What the task asks: Look through the material below and count the lines with the string "Distribution". Report only the count.

<<<<

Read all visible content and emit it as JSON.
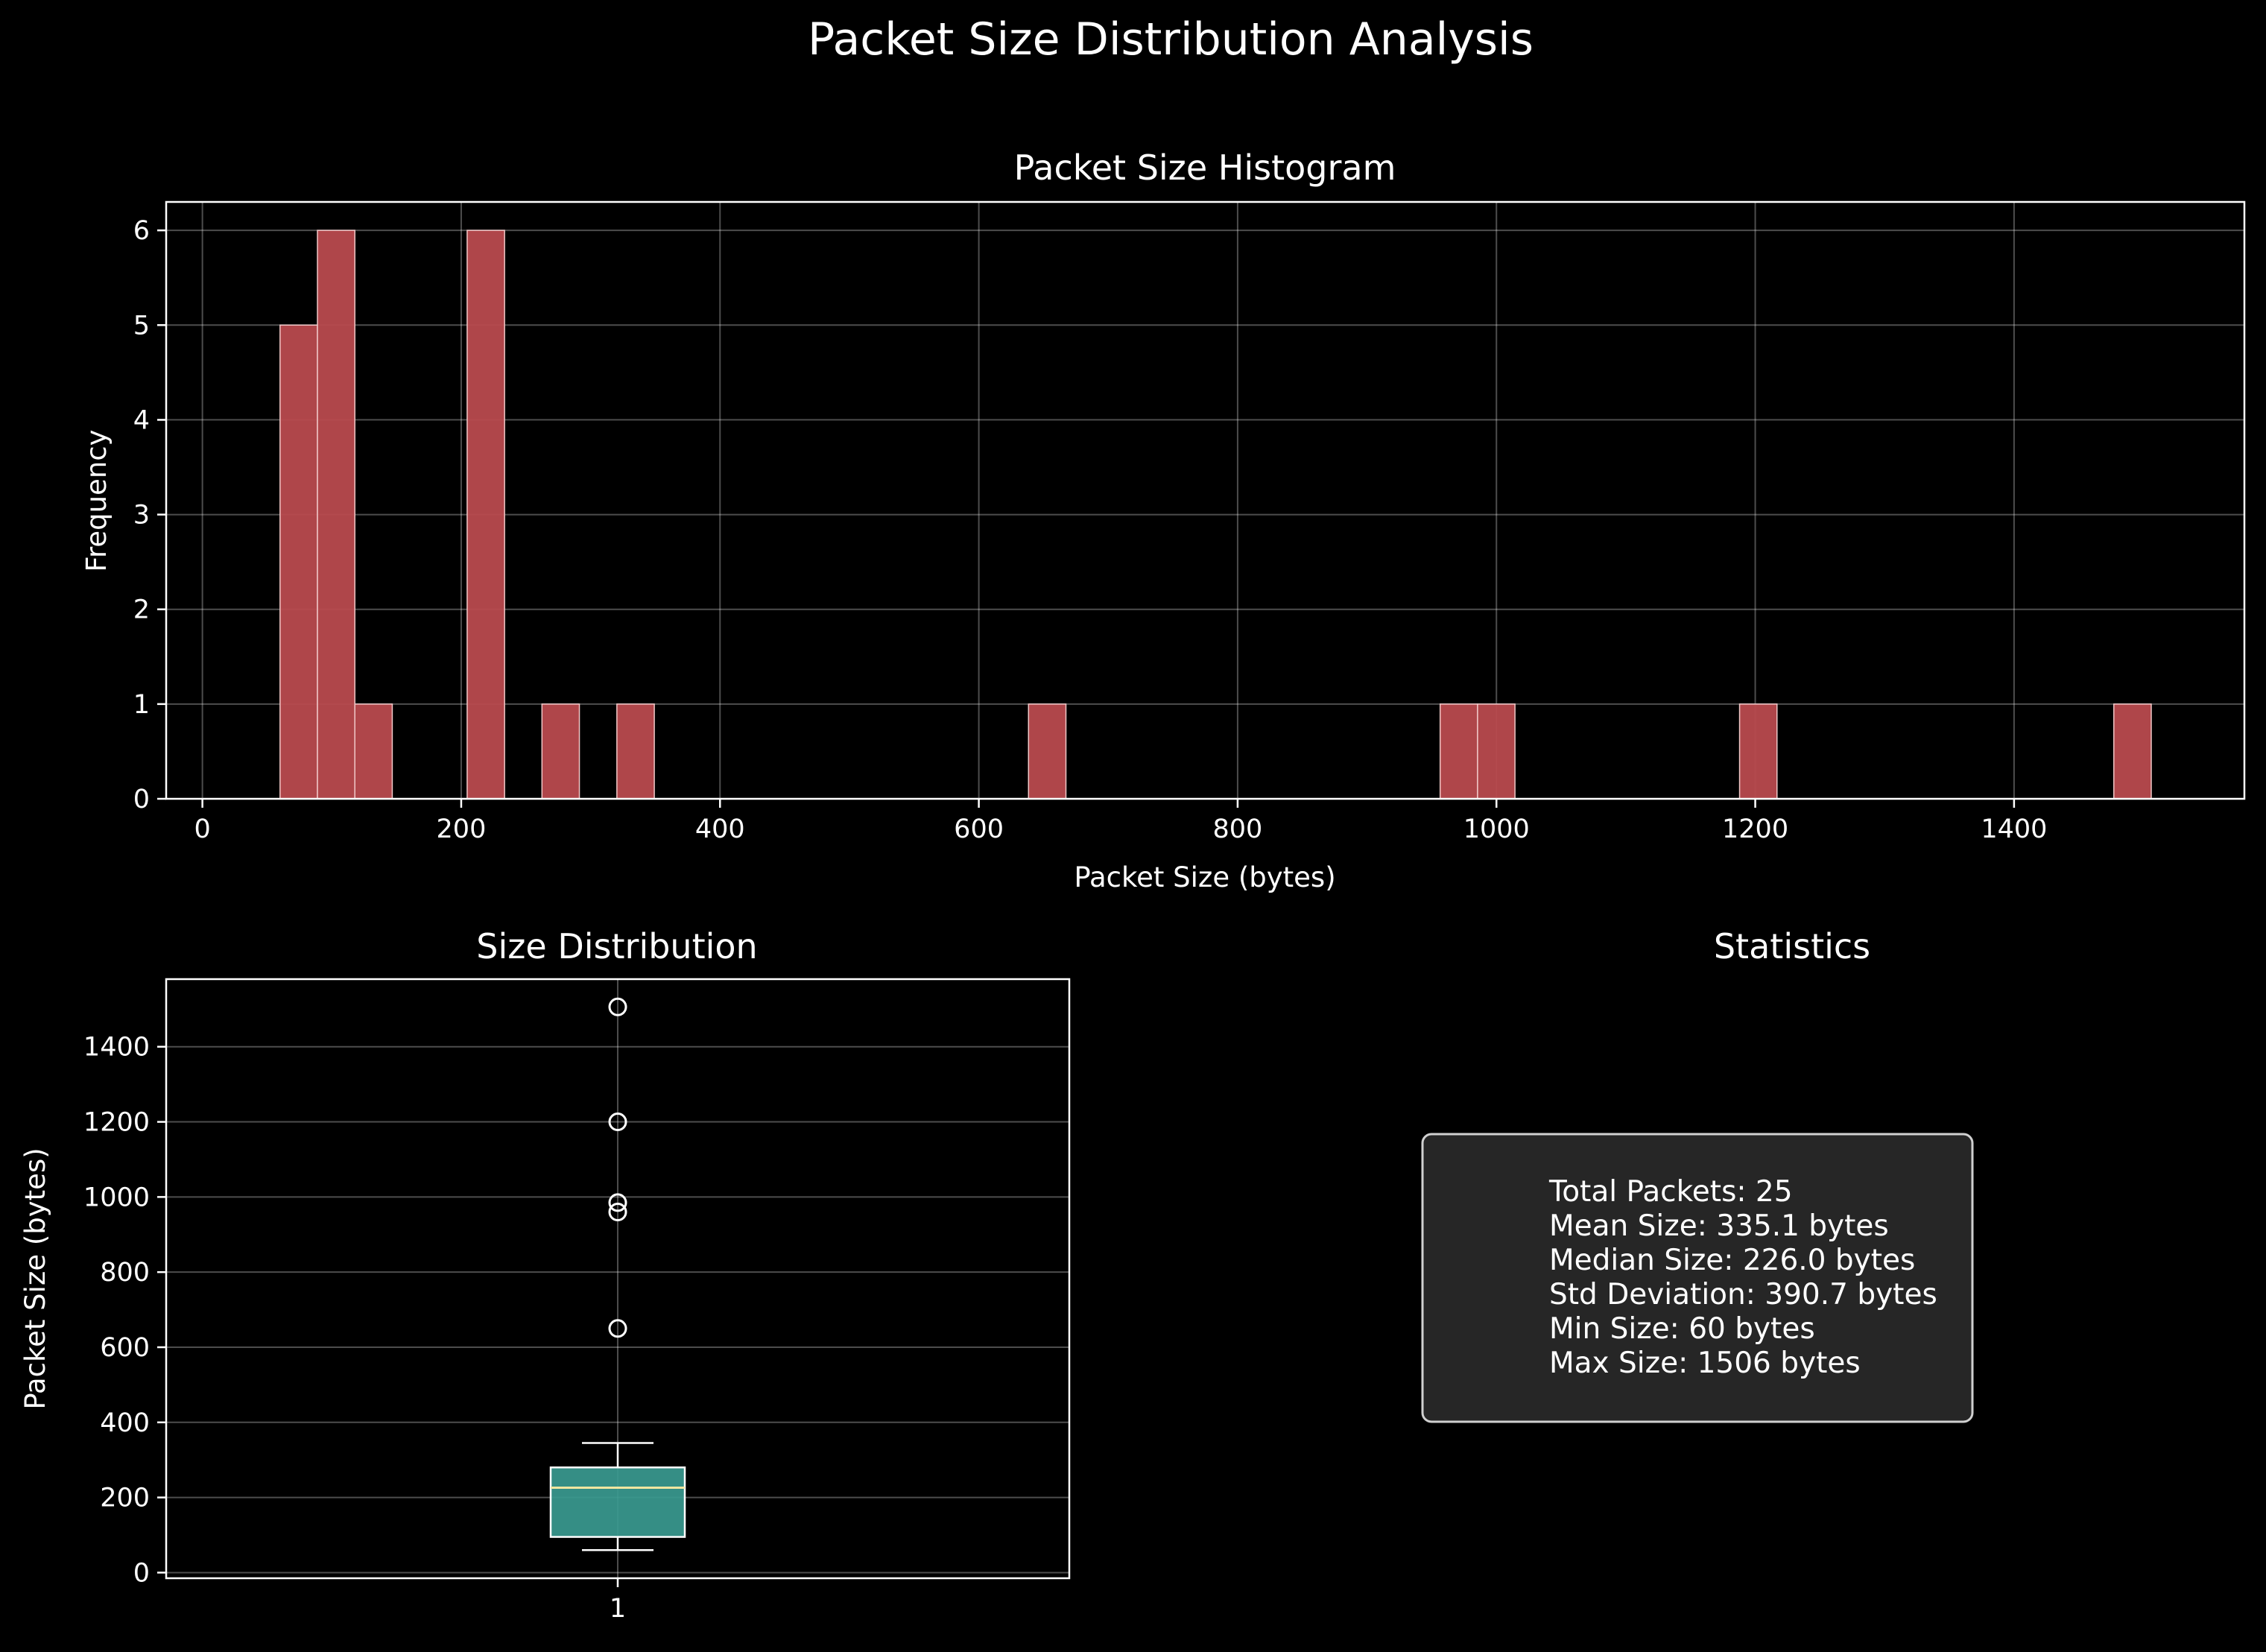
{
  "figure_title": "Packet Size Distribution Analysis",
  "chart_data": [
    {
      "type": "bar",
      "title": "Packet Size Histogram",
      "xlabel": "Packet Size (bytes)",
      "ylabel": "Frequency",
      "xlim": [
        -28,
        1578
      ],
      "ylim": [
        0,
        6.3
      ],
      "xticks": [
        0,
        200,
        400,
        600,
        800,
        1000,
        1200,
        1400
      ],
      "yticks": [
        0,
        1,
        2,
        3,
        4,
        5,
        6
      ],
      "bin_width": 28.92,
      "bins": [
        {
          "start": 60.0,
          "count": 5
        },
        {
          "start": 88.9,
          "count": 6
        },
        {
          "start": 117.8,
          "count": 1
        },
        {
          "start": 204.6,
          "count": 6
        },
        {
          "start": 262.4,
          "count": 1
        },
        {
          "start": 320.3,
          "count": 1
        },
        {
          "start": 638.4,
          "count": 1
        },
        {
          "start": 956.5,
          "count": 1
        },
        {
          "start": 985.4,
          "count": 1
        },
        {
          "start": 1187.9,
          "count": 1
        },
        {
          "start": 1477.1,
          "count": 1
        }
      ],
      "grid": true,
      "bar_color": "#b84a4e"
    },
    {
      "type": "box",
      "title": "Size Distribution",
      "xlabel": "",
      "ylabel": "Packet Size (bytes)",
      "ylim": [
        -15,
        1580
      ],
      "yticks": [
        0,
        200,
        400,
        600,
        800,
        1000,
        1200,
        1400
      ],
      "categories": [
        "1"
      ],
      "q1": 95,
      "median": 226,
      "q3": 280,
      "whisker_low": 60,
      "whisker_high": 345,
      "outliers": [
        650,
        960,
        985,
        1200,
        1506
      ],
      "grid": true,
      "box_color": "#3a9a90",
      "median_color": "#f2e6a0"
    }
  ],
  "statistics": {
    "title": "Statistics",
    "lines": [
      "Total Packets: 25",
      "Mean Size: 335.1 bytes",
      "Median Size: 226.0 bytes",
      "Std Deviation: 390.7 bytes",
      "Min Size: 60 bytes",
      "Max Size: 1506 bytes"
    ]
  }
}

>>>>

Response to this exercise: 2